DOCUMENT PASSAGE →
# # # # # # #

Low Doses of Ca2+ Stimulate MPT and Cytochrome c
Release in a Subpopulation of Mitochondria--
In the aforementioned
experiments, cytochrome c release was a consequence of PT
induction, accompanied by swelling of mitochondria and rupture of the
outer membrane. The next step was to determine whether cytochrome
c release could occur when Ca2+ loading was
insufficient to induce observable manifestations of MPT. As seen in
Fig. 3A, Ca2+
loading of mitochondria alone did not induce changes characteristic of
MPT (cf. Fig. 1C), and this cation was retained
by mitochondria unless CCCP, an uncoupler of oxidative phosphorylation,
was added. In addition, Ca2+-loaded mitochondria exhibited
controlled respiration (Fig. 3B), although increasing the
Ca2+ retention time from 1 to 5 min prominently diminished
the rate of CCCP-directed uncoupled respiration (Panel B,
trace a versus trace b). Taking into
consideration that the observed decrease in the rate of uncoupled
respiration might be because of damage of the respiratory chain and/or
the release of cytochrome c, the presence of this protein in
the incubation buffer was analyzed. As seen in Fig. 3C, the
accumulation of Ca2+ by mitochondria in the absence of
observable PT was sufficient to stimulate a release of cytochrome
c, an effect that was considerably more pronounced the
longer mitochondria retained accumulated Ca2+. Inhibitors
of MPT, such as ADP and Mg2+, suppressed this release (Fig.
3C) and restored the rate of uncoupled respiration (Fig.
3D). Additional evidence of cytochrome c release in the absence of observable MPT is presented in Fig.
4 where the sequential addition of
Ca2+ pulses to isolated mitochondria led to a stepwise
decrease in the overall optical density (Fig. 4A,
traces 1-5) without inducing large amplitude swelling
characteristic of PT. Meanwhile, the amount of cytochrome c
released from mitochondria was enhanced as Ca2+ loading
increased (Fig. 4B). This release reflected PT induction in
a subpopulation of mitochondria, which was further supported by the
fact that co-treatment of isolated mitochondria with 1 µM
CsA eliminated cytochrome c release induced by
Ca2+ additions ranging between 20 and 80 nmol/mg protein
(data not shown). Cytochrome c release ultimately reached a
pinnacle at 80 nmol Ca2+/mg protein (Fig. 4B,
lanes 6 and 7) as all mitochondria underwent PT
(Fig. 4A).

# # # # # # #

WHAT THIS TASK INVOLVES →
Sum up the passage on low calcium doses and cytochrome c release in two sentences.

(Items listed in a dataset)

# # # # # # #

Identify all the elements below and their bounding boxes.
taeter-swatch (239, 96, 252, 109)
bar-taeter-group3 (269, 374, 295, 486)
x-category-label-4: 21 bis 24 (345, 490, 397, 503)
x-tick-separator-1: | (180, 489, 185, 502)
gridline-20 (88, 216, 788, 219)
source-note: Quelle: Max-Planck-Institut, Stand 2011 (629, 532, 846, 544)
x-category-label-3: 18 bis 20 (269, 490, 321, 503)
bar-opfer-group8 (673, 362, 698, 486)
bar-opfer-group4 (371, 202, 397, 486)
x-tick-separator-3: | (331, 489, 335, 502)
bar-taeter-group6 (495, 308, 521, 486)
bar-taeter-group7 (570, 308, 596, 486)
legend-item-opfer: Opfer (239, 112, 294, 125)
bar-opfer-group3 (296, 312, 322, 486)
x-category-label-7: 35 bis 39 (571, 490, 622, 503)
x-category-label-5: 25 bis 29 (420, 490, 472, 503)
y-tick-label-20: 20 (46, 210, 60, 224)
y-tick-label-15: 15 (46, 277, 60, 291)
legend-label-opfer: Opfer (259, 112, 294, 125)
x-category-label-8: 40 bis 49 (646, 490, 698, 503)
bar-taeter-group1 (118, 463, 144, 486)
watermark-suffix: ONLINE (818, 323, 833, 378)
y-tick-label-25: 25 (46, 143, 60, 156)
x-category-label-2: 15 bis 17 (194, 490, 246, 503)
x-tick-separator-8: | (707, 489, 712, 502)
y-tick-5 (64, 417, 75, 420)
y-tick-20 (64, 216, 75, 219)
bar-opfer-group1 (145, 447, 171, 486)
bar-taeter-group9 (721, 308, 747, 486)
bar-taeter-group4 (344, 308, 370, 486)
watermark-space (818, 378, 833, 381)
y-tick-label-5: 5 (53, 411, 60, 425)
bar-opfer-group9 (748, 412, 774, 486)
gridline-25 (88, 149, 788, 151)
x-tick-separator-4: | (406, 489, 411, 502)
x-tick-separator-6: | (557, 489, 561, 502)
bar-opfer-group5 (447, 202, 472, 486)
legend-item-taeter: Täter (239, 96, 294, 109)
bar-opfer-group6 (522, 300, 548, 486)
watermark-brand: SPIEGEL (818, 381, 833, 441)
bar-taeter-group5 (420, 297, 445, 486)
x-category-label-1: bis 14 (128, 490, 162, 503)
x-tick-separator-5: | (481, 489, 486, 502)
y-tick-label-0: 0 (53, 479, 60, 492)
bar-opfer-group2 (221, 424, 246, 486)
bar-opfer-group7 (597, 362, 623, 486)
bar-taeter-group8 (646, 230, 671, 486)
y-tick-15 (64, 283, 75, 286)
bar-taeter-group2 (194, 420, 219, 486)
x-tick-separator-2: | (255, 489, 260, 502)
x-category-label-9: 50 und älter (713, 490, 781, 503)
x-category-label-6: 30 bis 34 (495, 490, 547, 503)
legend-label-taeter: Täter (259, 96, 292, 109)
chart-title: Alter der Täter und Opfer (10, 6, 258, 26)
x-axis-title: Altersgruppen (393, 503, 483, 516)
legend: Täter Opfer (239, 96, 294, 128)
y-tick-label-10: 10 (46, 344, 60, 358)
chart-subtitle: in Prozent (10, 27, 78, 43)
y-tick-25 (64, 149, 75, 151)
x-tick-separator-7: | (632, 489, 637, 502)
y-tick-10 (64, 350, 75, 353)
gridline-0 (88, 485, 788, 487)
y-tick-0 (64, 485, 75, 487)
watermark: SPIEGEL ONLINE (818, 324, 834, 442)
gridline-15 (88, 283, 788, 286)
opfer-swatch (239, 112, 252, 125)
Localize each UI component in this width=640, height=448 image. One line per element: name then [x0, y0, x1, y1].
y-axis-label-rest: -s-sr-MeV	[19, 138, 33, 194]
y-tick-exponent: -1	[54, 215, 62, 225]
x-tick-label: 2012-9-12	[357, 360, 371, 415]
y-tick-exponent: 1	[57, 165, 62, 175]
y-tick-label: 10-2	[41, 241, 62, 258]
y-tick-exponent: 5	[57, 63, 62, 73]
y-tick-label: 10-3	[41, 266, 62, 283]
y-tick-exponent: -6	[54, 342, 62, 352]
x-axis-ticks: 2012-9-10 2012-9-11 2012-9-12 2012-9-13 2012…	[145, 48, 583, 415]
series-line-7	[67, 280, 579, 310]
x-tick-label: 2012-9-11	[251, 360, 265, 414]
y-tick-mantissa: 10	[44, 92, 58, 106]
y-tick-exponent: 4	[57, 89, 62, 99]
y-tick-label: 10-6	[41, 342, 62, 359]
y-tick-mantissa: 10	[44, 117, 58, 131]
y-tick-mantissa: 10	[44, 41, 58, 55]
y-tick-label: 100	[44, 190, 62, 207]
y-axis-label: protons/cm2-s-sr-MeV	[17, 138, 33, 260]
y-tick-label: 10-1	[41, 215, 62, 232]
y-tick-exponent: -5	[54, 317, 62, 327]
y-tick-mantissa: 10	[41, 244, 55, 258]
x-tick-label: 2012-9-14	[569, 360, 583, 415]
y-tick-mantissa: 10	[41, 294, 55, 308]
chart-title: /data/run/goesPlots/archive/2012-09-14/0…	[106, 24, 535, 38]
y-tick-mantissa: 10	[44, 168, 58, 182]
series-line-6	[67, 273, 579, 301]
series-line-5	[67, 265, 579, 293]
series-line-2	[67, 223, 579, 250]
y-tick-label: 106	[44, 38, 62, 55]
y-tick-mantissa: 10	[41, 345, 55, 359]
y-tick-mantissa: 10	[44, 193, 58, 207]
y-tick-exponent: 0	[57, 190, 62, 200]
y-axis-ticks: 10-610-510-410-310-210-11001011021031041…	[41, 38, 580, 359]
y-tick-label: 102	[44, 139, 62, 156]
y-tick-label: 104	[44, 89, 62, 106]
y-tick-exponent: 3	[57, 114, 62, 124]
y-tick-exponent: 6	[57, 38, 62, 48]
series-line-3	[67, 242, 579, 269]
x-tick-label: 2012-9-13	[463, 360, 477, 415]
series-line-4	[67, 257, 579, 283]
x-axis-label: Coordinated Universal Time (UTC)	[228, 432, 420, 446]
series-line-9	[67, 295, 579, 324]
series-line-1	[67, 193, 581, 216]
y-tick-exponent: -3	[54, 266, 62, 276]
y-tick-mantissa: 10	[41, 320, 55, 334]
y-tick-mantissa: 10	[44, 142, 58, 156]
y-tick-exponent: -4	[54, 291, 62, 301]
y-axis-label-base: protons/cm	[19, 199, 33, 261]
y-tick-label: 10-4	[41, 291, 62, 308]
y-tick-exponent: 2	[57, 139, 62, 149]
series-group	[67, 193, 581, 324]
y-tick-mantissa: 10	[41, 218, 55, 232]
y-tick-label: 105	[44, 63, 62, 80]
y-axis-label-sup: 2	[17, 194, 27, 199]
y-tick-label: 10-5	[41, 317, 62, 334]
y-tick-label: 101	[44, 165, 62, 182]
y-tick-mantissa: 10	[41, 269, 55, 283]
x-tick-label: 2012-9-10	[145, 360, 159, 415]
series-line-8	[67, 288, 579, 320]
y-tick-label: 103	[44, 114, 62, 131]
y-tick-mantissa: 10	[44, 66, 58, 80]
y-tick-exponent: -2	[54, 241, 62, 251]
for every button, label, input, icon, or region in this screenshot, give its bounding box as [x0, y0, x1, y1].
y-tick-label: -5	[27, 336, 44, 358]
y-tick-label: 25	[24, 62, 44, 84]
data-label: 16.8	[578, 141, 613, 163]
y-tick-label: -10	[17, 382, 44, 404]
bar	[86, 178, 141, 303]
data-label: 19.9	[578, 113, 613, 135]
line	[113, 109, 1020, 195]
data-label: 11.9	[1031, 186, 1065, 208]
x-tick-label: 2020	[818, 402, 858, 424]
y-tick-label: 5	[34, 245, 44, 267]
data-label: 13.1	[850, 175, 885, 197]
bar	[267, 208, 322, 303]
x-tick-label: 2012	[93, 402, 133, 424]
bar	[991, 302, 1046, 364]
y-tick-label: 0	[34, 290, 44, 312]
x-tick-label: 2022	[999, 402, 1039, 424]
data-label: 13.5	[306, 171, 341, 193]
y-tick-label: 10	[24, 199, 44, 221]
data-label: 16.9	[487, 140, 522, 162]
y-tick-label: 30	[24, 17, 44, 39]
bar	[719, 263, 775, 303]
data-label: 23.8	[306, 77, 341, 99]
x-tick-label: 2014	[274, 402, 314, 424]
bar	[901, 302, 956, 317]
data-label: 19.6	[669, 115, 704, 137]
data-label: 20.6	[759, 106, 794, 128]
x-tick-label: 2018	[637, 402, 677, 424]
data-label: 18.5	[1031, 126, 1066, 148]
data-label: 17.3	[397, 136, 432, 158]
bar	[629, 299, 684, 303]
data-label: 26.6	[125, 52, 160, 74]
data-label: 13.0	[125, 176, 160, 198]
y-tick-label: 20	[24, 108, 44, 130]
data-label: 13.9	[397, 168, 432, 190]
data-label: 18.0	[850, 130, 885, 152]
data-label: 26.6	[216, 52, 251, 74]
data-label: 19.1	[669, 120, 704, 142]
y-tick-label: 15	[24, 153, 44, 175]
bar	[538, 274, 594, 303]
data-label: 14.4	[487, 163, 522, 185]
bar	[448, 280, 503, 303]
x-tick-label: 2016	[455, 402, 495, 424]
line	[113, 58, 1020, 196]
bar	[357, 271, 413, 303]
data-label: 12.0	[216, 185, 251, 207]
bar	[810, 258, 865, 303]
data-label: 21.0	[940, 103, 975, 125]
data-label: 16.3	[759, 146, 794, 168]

# # # # # # #

ANSWER →
Calcium loading too small to cause visible MPT still made mitochondria release cytochrome c, and more so the longer they retained the calcium, while the MPT inhibitors ADP and Mg2+ suppressed this release and restored uncoupled respiration. Adding calcium in steps raised cytochrome c release without large swelling, which reflected PT in a subpopulation of mitochondria, and the release peaked at 80 nmol Ca2+/mg protein, when all mitochondria underwent PT.